** START Record extracts **

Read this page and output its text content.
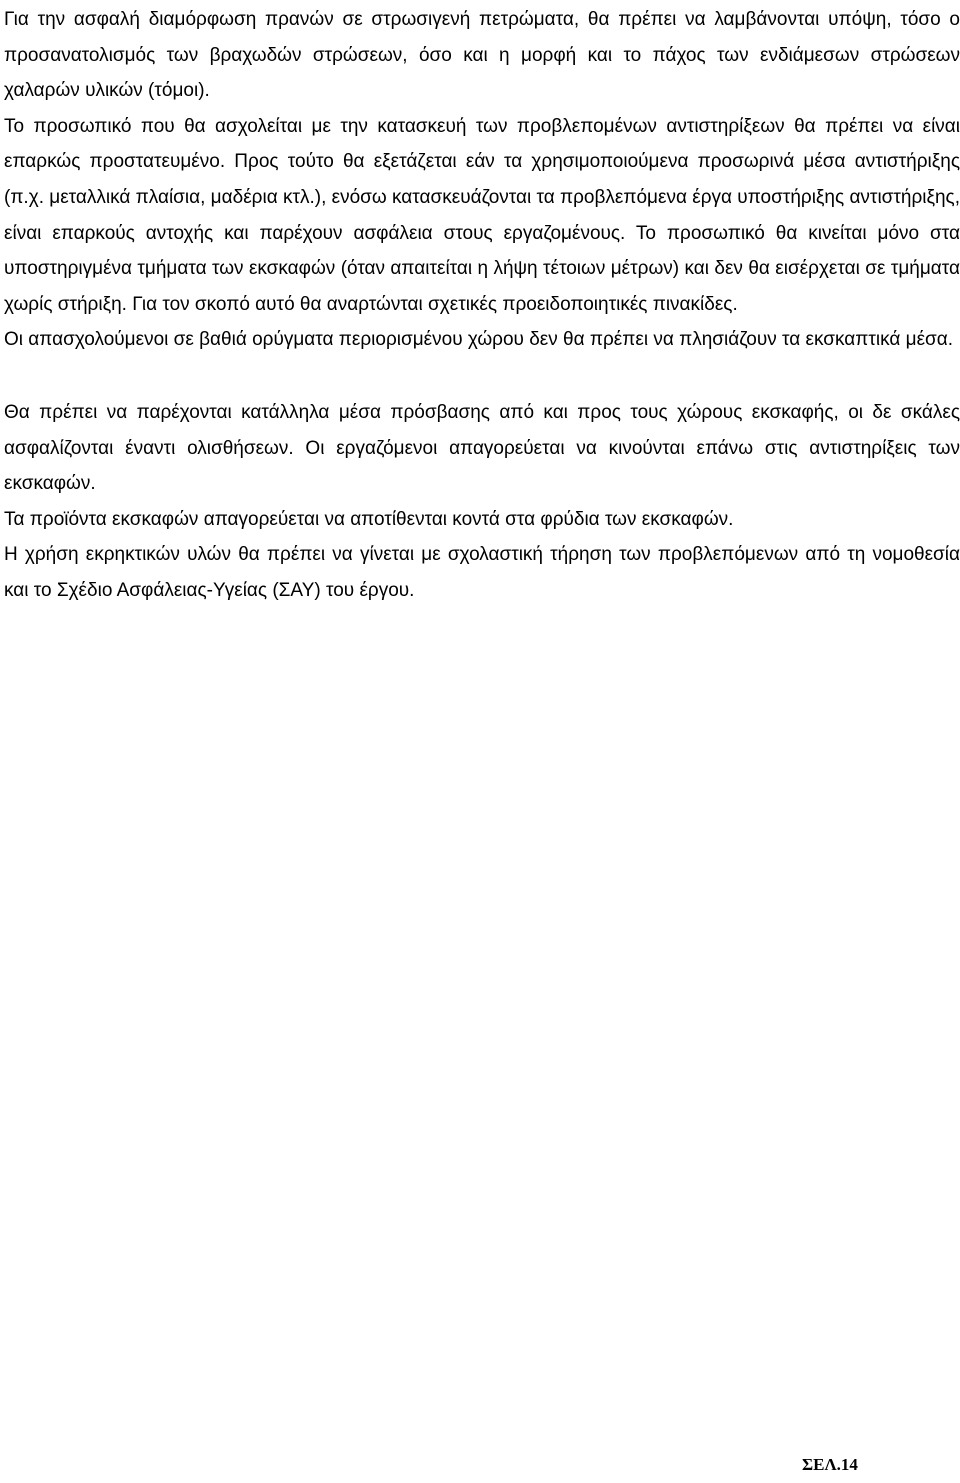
Για την ασφαλή διαμόρφωση πρανών σε στρωσιγενή πετρώματα, θα πρέπει να λαμβάνονται υπόψη, τόσο ο προσανατολισμός των βραχωδών στρώσεων, όσο και η μορφή και το πάχος των ενδιάμεσων στρώσεων χαλαρών υλικών (τόμοι).

Το προσωπικό που θα ασχολείται με την κατασκευή των προβλεπομένων αντιστηρίξεων θα πρέπει να είναι επαρκώς προστατευμένο. Προς τούτο θα εξετάζεται εάν τα χρησιμοποιούμενα προσωρινά μέσα αντιστήριξης (π.χ. μεταλλικά πλαίσια, μαδέρια κτλ.), ενόσω κατασκευάζονται τα προβλεπόμενα έργα υποστήριξης αντιστήριξης, είναι επαρκούς αντοχής και παρέχουν ασφάλεια στους εργαζομένους. Το προσωπικό θα κινείται μόνο στα υποστηριγμένα τμήματα των εκσκαφών (όταν απαιτείται η λήψη τέτοιων μέτρων) και δεν θα εισέρχεται σε τμήματα χωρίς στήριξη. Για τον σκοπό αυτό θα αναρτώνται σχετικές προειδοποιητικές πινακίδες.

Οι απασχολούμενοι σε βαθιά ορύγματα περιορισμένου χώρου δεν θα πρέπει να πλησιάζουν τα εκσκαπτικά μέσα.

Θα πρέπει να παρέχονται κατάλληλα μέσα πρόσβασης από και προς τους χώρους εκσκαφής, οι δε σκάλες ασφαλίζονται έναντι ολισθήσεων. Οι εργαζόμενοι απαγορεύεται να κινούνται επάνω στις αντιστηρίξεις των εκσκαφών.

Τα προϊόντα εκσκαφών απαγορεύεται να αποτίθενται κοντά στα φρύδια των εκσκαφών.

Η χρήση εκρηκτικών υλών θα πρέπει να γίνεται με σχολαστική τήρηση των προβλεπόμενων από τη νομοθεσία και το Σχέδιο Ασφάλειας-Υγείας (ΣΑΥ) του έργου.

ΣΕΛ.14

** END Record extracts **

* **Instructions to follow**:
In the copy, include no pictures; restate the listing above exactly.

* **The response**:
Read this page and output its text content.
Για την ασφαλή διαμόρφωση πρανών σε στρωσιγενή πετρώματα, θα πρέπει να λαμβάνονται υπόψη, τόσο ο προσανατολισμός των βραχωδών στρώσεων, όσο και η μορφή και το πάχος των ενδιάμεσων στρώσεων χαλαρών υλικών (τόμοι).

Το προσωπικό που θα ασχολείται με την κατασκευή των προβλεπομένων αντιστηρίξεων θα πρέπει να είναι επαρκώς προστατευμένο. Προς τούτο θα εξετάζεται εάν τα χρησιμοποιούμενα προσωρινά μέσα αντιστήριξης (π.χ. μεταλλικά πλαίσια, μαδέρια κτλ.), ενόσω κατασκευάζονται τα προβλεπόμενα έργα υποστήριξης αντιστήριξης, είναι επαρκούς αντοχής και παρέχουν ασφάλεια στους εργαζομένους. Το προσωπικό θα κινείται μόνο στα υποστηριγμένα τμήματα των εκσκαφών (όταν απαιτείται η λήψη τέτοιων μέτρων) και δεν θα εισέρχεται σε τμήματα χωρίς στήριξη. Για τον σκοπό αυτό θα αναρτώνται σχετικές προειδοποιητικές πινακίδες.

Οι απασχολούμενοι σε βαθιά ορύγματα περιορισμένου χώρου δεν θα πρέπει να πλησιάζουν τα εκσκαπτικά μέσα.

Θα πρέπει να παρέχονται κατάλληλα μέσα πρόσβασης από και προς τους χώρους εκσκαφής, οι δε σκάλες ασφαλίζονται έναντι ολισθήσεων. Οι εργαζόμενοι απαγορεύεται να κινούνται επάνω στις αντιστηρίξεις των εκσκαφών.

Τα προϊόντα εκσκαφών απαγορεύεται να αποτίθενται κοντά στα φρύδια των εκσκαφών.

Η χρήση εκρηκτικών υλών θα πρέπει να γίνεται με σχολαστική τήρηση των προβλεπόμενων από τη νομοθεσία και το Σχέδιο Ασφάλειας-Υγείας (ΣΑΥ) του έργου.

ΣΕΛ.14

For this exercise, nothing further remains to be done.